>>>>

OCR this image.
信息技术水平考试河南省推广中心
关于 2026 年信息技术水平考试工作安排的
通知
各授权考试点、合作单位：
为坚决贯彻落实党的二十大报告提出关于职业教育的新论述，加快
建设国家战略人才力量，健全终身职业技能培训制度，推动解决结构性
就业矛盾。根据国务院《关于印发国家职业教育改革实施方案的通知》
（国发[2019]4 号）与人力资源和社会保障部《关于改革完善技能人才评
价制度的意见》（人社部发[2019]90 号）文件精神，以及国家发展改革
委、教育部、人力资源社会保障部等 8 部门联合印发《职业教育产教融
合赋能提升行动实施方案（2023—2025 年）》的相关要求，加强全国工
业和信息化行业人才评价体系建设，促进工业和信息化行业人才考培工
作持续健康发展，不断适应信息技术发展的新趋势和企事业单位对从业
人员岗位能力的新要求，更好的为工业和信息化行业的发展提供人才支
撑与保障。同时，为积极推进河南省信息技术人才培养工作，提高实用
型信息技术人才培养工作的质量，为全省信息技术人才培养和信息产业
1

<<<<

Exercise aim
Repeat the data above exactly.

Answer to the exercise
OCR this image.
信息技术水平考试河南省推广中心
关于 2026 年信息技术水平考试工作安排的
通知
各授权考试点、合作单位：
为坚决贯彻落实党的二十大报告提出关于职业教育的新论述，加快
建设国家战略人才力量，健全终身职业技能培训制度，推动解决结构性
就业矛盾。根据国务院《关于印发国家职业教育改革实施方案的通知》
（国发[2019]4 号）与人力资源和社会保障部《关于改革完善技能人才评
价制度的意见》（人社部发[2019]90 号）文件精神，以及国家发展改革
委、教育部、人力资源社会保障部等 8 部门联合印发《职业教育产教融
合赋能提升行动实施方案（2023—2025 年）》的相关要求，加强全国工
业和信息化行业人才评价体系建设，促进工业和信息化行业人才考培工
作持续健康发展，不断适应信息技术发展的新趋势和企事业单位对从业
人员岗位能力的新要求，更好的为工业和信息化行业的发展提供人才支
撑与保障。同时，为积极推进河南省信息技术人才培养工作，提高实用
型信息技术人才培养工作的质量，为全省信息技术人才培养和信息产业
1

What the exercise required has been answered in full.